» **INSTRUCTIONS TO FOLLOW**
Identify the lines that contain the string "curve" and copy all of them.

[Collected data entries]
—————

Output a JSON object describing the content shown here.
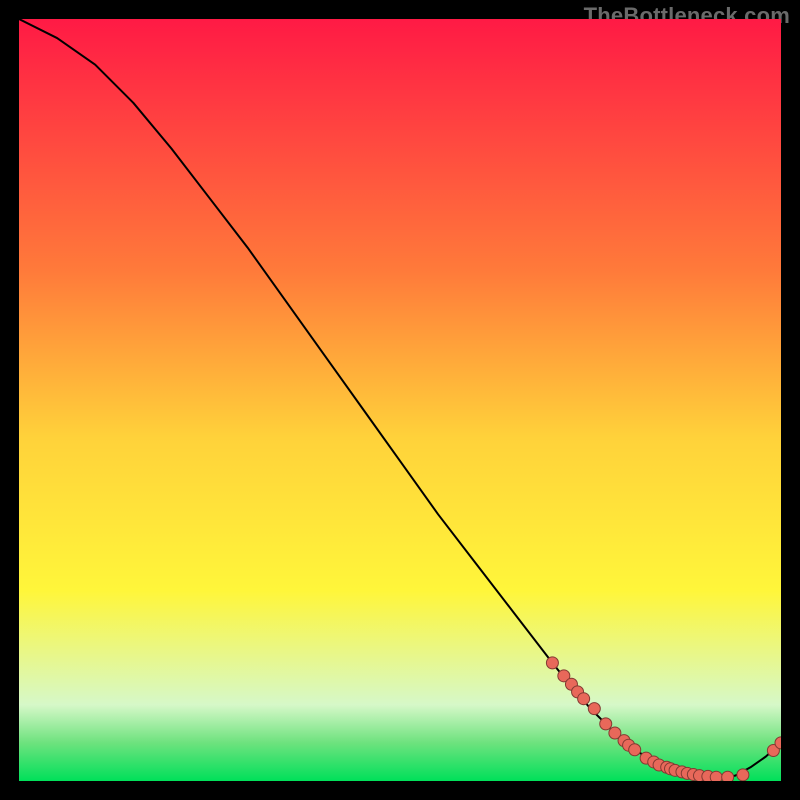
{
  "watermark": "TheBottleneck.com",
  "colors": {
    "frame": "#000000",
    "curve": "#000000",
    "dot_fill": "#e8685a",
    "dot_stroke": "#833a32",
    "grad_top": "#ff1a45",
    "grad_mid_upper": "#ff7a3a",
    "grad_mid": "#ffd23a",
    "grad_mid_lower": "#fff63a",
    "grad_green_pale": "#d6f8c8",
    "grad_green_mid": "#6de27e",
    "grad_bottom": "#00e05a"
  },
  "chart_data": {
    "type": "line",
    "title": "",
    "xlabel": "",
    "ylabel": "",
    "xlim": [
      0,
      100
    ],
    "ylim": [
      0,
      100
    ],
    "series": [
      {
        "name": "bottleneck-curve",
        "x": [
          0,
          5,
          10,
          15,
          20,
          25,
          30,
          35,
          40,
          45,
          50,
          55,
          60,
          65,
          70,
          72,
          75,
          77,
          79,
          81,
          83,
          85,
          87,
          90,
          92,
          94,
          96,
          98,
          100
        ],
        "y": [
          100,
          97.5,
          94,
          89,
          83,
          76.5,
          70,
          63,
          56,
          49,
          42,
          35,
          28.5,
          22,
          15.5,
          13,
          9.5,
          7.5,
          5.5,
          4,
          2.7,
          1.8,
          1.2,
          0.6,
          0.4,
          0.7,
          1.8,
          3.2,
          5
        ]
      }
    ],
    "scatter": {
      "name": "marked-points",
      "x": [
        70,
        71.5,
        72.5,
        73.3,
        74.1,
        75.5,
        77,
        78.2,
        79.4,
        80,
        80.8,
        82.3,
        83.3,
        84,
        85,
        85.5,
        86.1,
        87,
        87.7,
        88.5,
        89.3,
        90.4,
        91.5,
        93,
        95,
        99,
        100
      ],
      "y": [
        15.5,
        13.8,
        12.7,
        11.7,
        10.8,
        9.5,
        7.5,
        6.3,
        5.3,
        4.7,
        4.1,
        3.0,
        2.5,
        2.1,
        1.8,
        1.6,
        1.4,
        1.2,
        1.0,
        0.85,
        0.7,
        0.6,
        0.5,
        0.5,
        0.8,
        4.0,
        5.0
      ]
    }
  }
}
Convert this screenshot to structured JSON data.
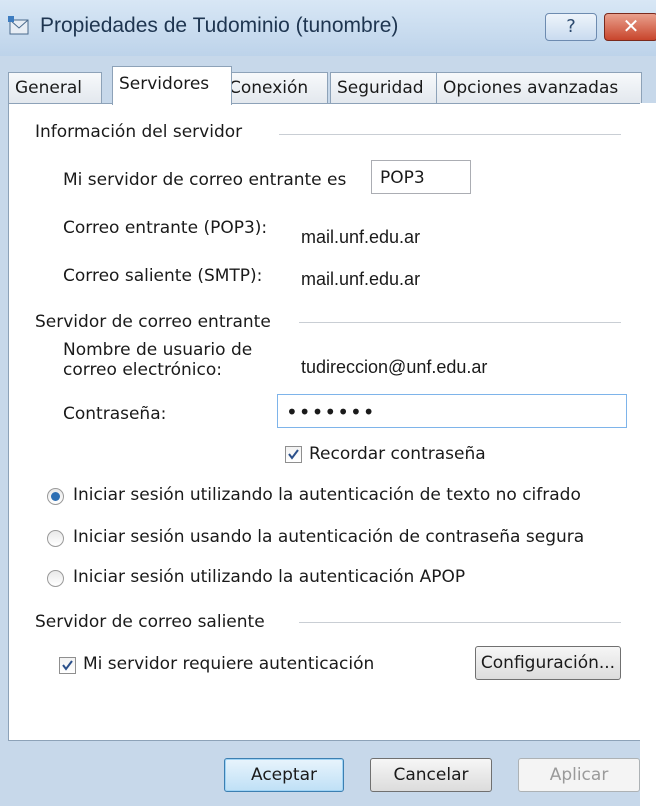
{
  "window": {
    "title": "Propiedades de Tudominio (tunombre)",
    "help_label": "?",
    "close_label": "✕"
  },
  "tabs": [
    {
      "label": "General"
    },
    {
      "label": "Servidores"
    },
    {
      "label": "Conexión"
    },
    {
      "label": "Seguridad"
    },
    {
      "label": "Opciones avanzadas"
    }
  ],
  "server_info": {
    "title": "Información del servidor",
    "incoming_type_label": "Mi servidor de correo entrante es",
    "incoming_type_value": "POP3",
    "incoming_label": "Correo entrante (POP3):",
    "incoming_value": "mail.unf.edu.ar",
    "outgoing_label": "Correo saliente (SMTP):",
    "outgoing_value": "mail.unf.edu.ar"
  },
  "incoming_server": {
    "title": "Servidor de correo entrante",
    "username_label_line1": "Nombre de usuario de",
    "username_label_line2": "correo electrónico:",
    "username_value": "tudireccion@unf.edu.ar",
    "password_label": "Contraseña:",
    "password_value": "•••••••",
    "remember_label": "Recordar contraseña",
    "auth_options": [
      {
        "label": "Iniciar sesión utilizando la autenticación de texto no cifrado",
        "selected": true
      },
      {
        "label": "Iniciar sesión usando la autenticación de contraseña segura",
        "selected": false
      },
      {
        "label": "Iniciar sesión utilizando la autenticación APOP",
        "selected": false
      }
    ]
  },
  "outgoing_server": {
    "title": "Servidor de correo saliente",
    "requires_auth_label": "Mi servidor requiere autenticación",
    "settings_button": "Configuración..."
  },
  "footer": {
    "ok": "Aceptar",
    "cancel": "Cancelar",
    "apply": "Aplicar"
  }
}
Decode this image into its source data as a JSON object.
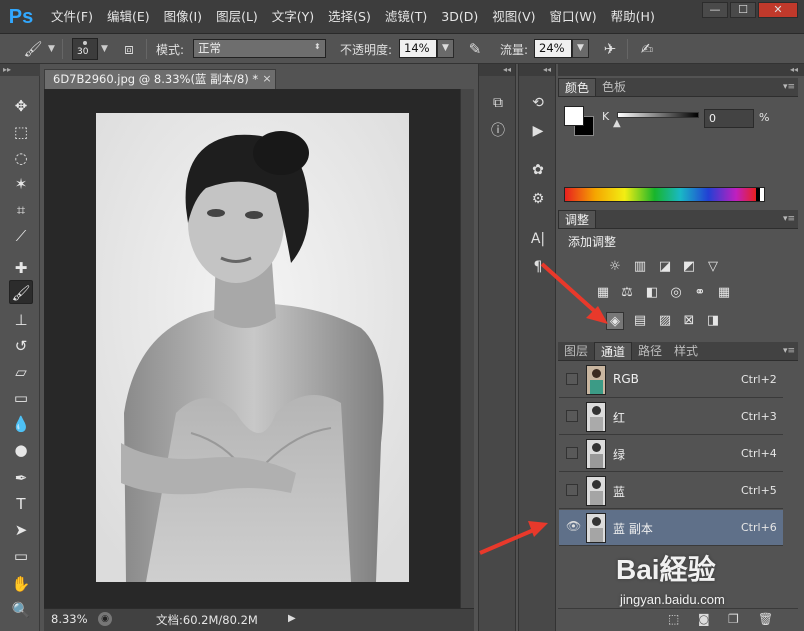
{
  "app": {
    "logo": "Ps"
  },
  "menu": [
    "文件(F)",
    "编辑(E)",
    "图像(I)",
    "图层(L)",
    "文字(Y)",
    "选择(S)",
    "滤镜(T)",
    "3D(D)",
    "视图(V)",
    "窗口(W)",
    "帮助(H)"
  ],
  "window_controls": {
    "minimize": "—",
    "maximize": "☐",
    "close": "✕"
  },
  "options": {
    "brush_size": "30",
    "mode_label": "模式:",
    "mode_value": "正常",
    "opacity_label": "不透明度:",
    "opacity_value": "14%",
    "flow_label": "流量:",
    "flow_value": "24%"
  },
  "document": {
    "tab_title": "6D7B2960.jpg @ 8.33%(蓝 副本/8) *",
    "close": "×",
    "zoom": "8.33%",
    "doc_size": "文档:60.2M/80.2M"
  },
  "color_panel": {
    "tabs": [
      "颜色",
      "色板"
    ],
    "channel_label": "K",
    "value": "0",
    "unit": "%"
  },
  "adjustments_panel": {
    "tab": "调整",
    "title": "添加调整"
  },
  "channels_panel": {
    "tabs": [
      "图层",
      "通道",
      "路径",
      "样式"
    ],
    "active_tab": 1,
    "channels": [
      {
        "name": "RGB",
        "shortcut": "Ctrl+2",
        "visible": false,
        "selected": false
      },
      {
        "name": "红",
        "shortcut": "Ctrl+3",
        "visible": false,
        "selected": false
      },
      {
        "name": "绿",
        "shortcut": "Ctrl+4",
        "visible": false,
        "selected": false
      },
      {
        "name": "蓝",
        "shortcut": "Ctrl+5",
        "visible": false,
        "selected": false
      },
      {
        "name": "蓝 副本",
        "shortcut": "Ctrl+6",
        "visible": true,
        "selected": true
      }
    ]
  },
  "watermark": {
    "brand": "Bai経验",
    "url": "jingyan.baidu.com"
  },
  "colors": {
    "accent": "#31a8ff",
    "selected_row": "#5f7089",
    "annotation_arrow": "#e8392b"
  }
}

—————

» **TASK RESPONSE**
    "curve": "#000000",
        "name": "bottleneck-curve",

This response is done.